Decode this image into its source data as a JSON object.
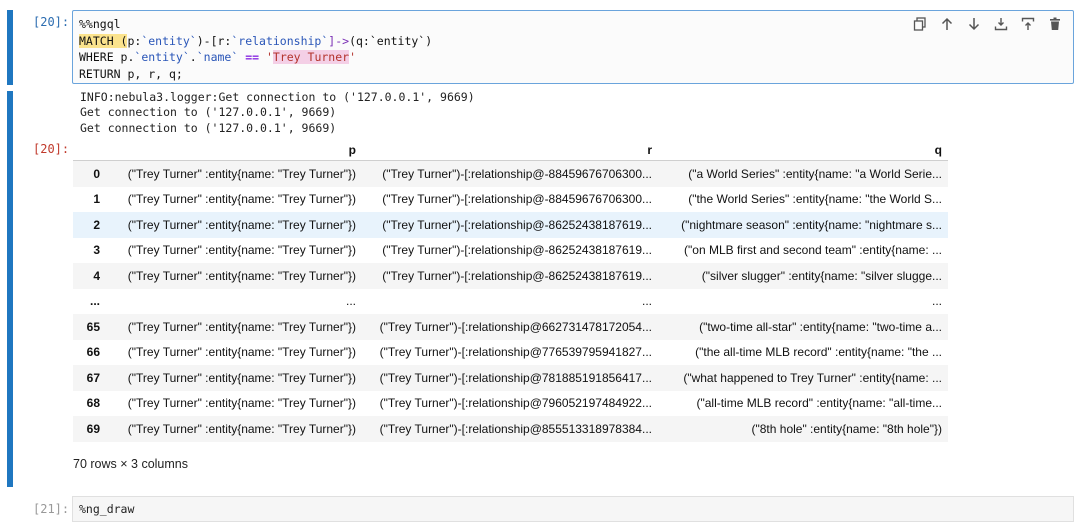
{
  "cell20": {
    "prompt": "[20]:",
    "code": {
      "line1": "%%ngql",
      "line2_match": "MATCH (",
      "line2_p": "p:",
      "line2_entity1": "`entity`",
      "line2_mid": ")-[r:",
      "line2_rel": "`relationship`",
      "line2_arrow": "]->",
      "line2_q": "(q:",
      "line2_entity2": "`entity`",
      "line2_close": ")",
      "line3_where": "WHERE p.",
      "line3_entity": "`entity`",
      "line3_dot": ".",
      "line3_name": "`name`",
      "line3_eq": " == ",
      "line3_q1": "'",
      "line3_value": "Trey Turner",
      "line3_q2": "'",
      "line4": "RETURN p, r, q;"
    },
    "toolbar": {
      "icons": [
        "duplicate-icon",
        "move-up-icon",
        "move-down-icon",
        "insert-above-icon",
        "insert-below-icon",
        "delete-icon"
      ]
    },
    "log": {
      "line1": "INFO:nebula3.logger:Get connection to ('127.0.0.1', 9669)",
      "line2": "Get connection to ('127.0.0.1', 9669)",
      "line3": "Get connection to ('127.0.0.1', 9669)"
    },
    "out_prompt": "[20]:",
    "table": {
      "columns": [
        "",
        "p",
        "r",
        "q"
      ],
      "rows": [
        [
          "0",
          "(\"Trey Turner\" :entity{name: \"Trey Turner\"})",
          "(\"Trey Turner\")-[:relationship@-88459676706300...",
          "(\"a World Series\" :entity{name: \"a World Serie..."
        ],
        [
          "1",
          "(\"Trey Turner\" :entity{name: \"Trey Turner\"})",
          "(\"Trey Turner\")-[:relationship@-88459676706300...",
          "(\"the World Series\" :entity{name: \"the World S..."
        ],
        [
          "2",
          "(\"Trey Turner\" :entity{name: \"Trey Turner\"})",
          "(\"Trey Turner\")-[:relationship@-86252438187619...",
          "(\"nightmare season\" :entity{name: \"nightmare s..."
        ],
        [
          "3",
          "(\"Trey Turner\" :entity{name: \"Trey Turner\"})",
          "(\"Trey Turner\")-[:relationship@-86252438187619...",
          "(\"on MLB first and second team\" :entity{name: ..."
        ],
        [
          "4",
          "(\"Trey Turner\" :entity{name: \"Trey Turner\"})",
          "(\"Trey Turner\")-[:relationship@-86252438187619...",
          "(\"silver slugger\" :entity{name: \"silver slugge..."
        ],
        [
          "...",
          "...",
          "...",
          "..."
        ],
        [
          "65",
          "(\"Trey Turner\" :entity{name: \"Trey Turner\"})",
          "(\"Trey Turner\")-[:relationship@662731478172054...",
          "(\"two-time all-star\" :entity{name: \"two-time a..."
        ],
        [
          "66",
          "(\"Trey Turner\" :entity{name: \"Trey Turner\"})",
          "(\"Trey Turner\")-[:relationship@776539795941827...",
          "(\"the all-time MLB record\" :entity{name: \"the ..."
        ],
        [
          "67",
          "(\"Trey Turner\" :entity{name: \"Trey Turner\"})",
          "(\"Trey Turner\")-[:relationship@781885191856417...",
          "(\"what happened to Trey Turner\" :entity{name: ..."
        ],
        [
          "68",
          "(\"Trey Turner\" :entity{name: \"Trey Turner\"})",
          "(\"Trey Turner\")-[:relationship@796052197484922...",
          "(\"all-time MLB record\" :entity{name: \"all-time..."
        ],
        [
          "69",
          "(\"Trey Turner\" :entity{name: \"Trey Turner\"})",
          "(\"Trey Turner\")-[:relationship@855513318978384...",
          "(\"8th hole\" :entity{name: \"8th hole\"})"
        ]
      ],
      "hover_row_index": 2
    },
    "shape": "70 rows × 3 columns"
  },
  "cell21": {
    "prompt": "[21]:",
    "code": "%ng_draw"
  },
  "colors": {
    "accent": "#1f77c0",
    "hover_row": "#e8f3fc",
    "highlight_yellow": "#fbe38d",
    "highlight_pink": "#f4cfe6"
  }
}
--*--
> **Brief**:
Repeat everything in the records precisely. Images are excluded from the copy.

> **Task solution**:
Decode this image into its source data as a JSON object.
{
  "cell20": {
    "prompt": "[20]:",
    "code": {
      "line1": "%%ngql",
      "line2_match": "MATCH (",
      "line2_p": "p:",
      "line2_entity1": "`entity`",
      "line2_mid": ")-[r:",
      "line2_rel": "`relationship`",
      "line2_arrow": "]->",
      "line2_q": "(q:",
      "line2_entity2": "`entity`",
      "line2_close": ")",
      "line3_where": "WHERE p.",
      "line3_entity": "`entity`",
      "line3_dot": ".",
      "line3_name": "`name`",
      "line3_eq": " == ",
      "line3_q1": "'",
      "line3_value": "Trey Turner",
      "line3_q2": "'",
      "line4": "RETURN p, r, q;"
    },
    "toolbar": {
      "icons": [
        "duplicate-icon",
        "move-up-icon",
        "move-down-icon",
        "insert-above-icon",
        "insert-below-icon",
        "delete-icon"
      ]
    },
    "log": {
      "line1": "INFO:nebula3.logger:Get connection to ('127.0.0.1', 9669)",
      "line2": "Get connection to ('127.0.0.1', 9669)",
      "line3": "Get connection to ('127.0.0.1', 9669)"
    },
    "out_prompt": "[20]:",
    "table": {
      "columns": [
        "",
        "p",
        "r",
        "q"
      ],
      "rows": [
        [
          "0",
          "(\"Trey Turner\" :entity{name: \"Trey Turner\"})",
          "(\"Trey Turner\")-[:relationship@-88459676706300...",
          "(\"a World Series\" :entity{name: \"a World Serie..."
        ],
        [
          "1",
          "(\"Trey Turner\" :entity{name: \"Trey Turner\"})",
          "(\"Trey Turner\")-[:relationship@-88459676706300...",
          "(\"the World Series\" :entity{name: \"the World S..."
        ],
        [
          "2",
          "(\"Trey Turner\" :entity{name: \"Trey Turner\"})",
          "(\"Trey Turner\")-[:relationship@-86252438187619...",
          "(\"nightmare season\" :entity{name: \"nightmare s..."
        ],
        [
          "3",
          "(\"Trey Turner\" :entity{name: \"Trey Turner\"})",
          "(\"Trey Turner\")-[:relationship@-86252438187619...",
          "(\"on MLB first and second team\" :entity{name: ..."
        ],
        [
          "4",
          "(\"Trey Turner\" :entity{name: \"Trey Turner\"})",
          "(\"Trey Turner\")-[:relationship@-86252438187619...",
          "(\"silver slugger\" :entity{name: \"silver slugge..."
        ],
        [
          "...",
          "...",
          "...",
          "..."
        ],
        [
          "65",
          "(\"Trey Turner\" :entity{name: \"Trey Turner\"})",
          "(\"Trey Turner\")-[:relationship@662731478172054...",
          "(\"two-time all-star\" :entity{name: \"two-time a..."
        ],
        [
          "66",
          "(\"Trey Turner\" :entity{name: \"Trey Turner\"})",
          "(\"Trey Turner\")-[:relationship@776539795941827...",
          "(\"the all-time MLB record\" :entity{name: \"the ..."
        ],
        [
          "67",
          "(\"Trey Turner\" :entity{name: \"Trey Turner\"})",
          "(\"Trey Turner\")-[:relationship@781885191856417...",
          "(\"what happened to Trey Turner\" :entity{name: ..."
        ],
        [
          "68",
          "(\"Trey Turner\" :entity{name: \"Trey Turner\"})",
          "(\"Trey Turner\")-[:relationship@796052197484922...",
          "(\"all-time MLB record\" :entity{name: \"all-time..."
        ],
        [
          "69",
          "(\"Trey Turner\" :entity{name: \"Trey Turner\"})",
          "(\"Trey Turner\")-[:relationship@855513318978384...",
          "(\"8th hole\" :entity{name: \"8th hole\"})"
        ]
      ],
      "hover_row_index": 2
    },
    "shape": "70 rows × 3 columns"
  },
  "cell21": {
    "prompt": "[21]:",
    "code": "%ng_draw"
  },
  "colors": {
    "accent": "#1f77c0",
    "hover_row": "#e8f3fc",
    "highlight_yellow": "#fbe38d",
    "highlight_pink": "#f4cfe6"
  }
}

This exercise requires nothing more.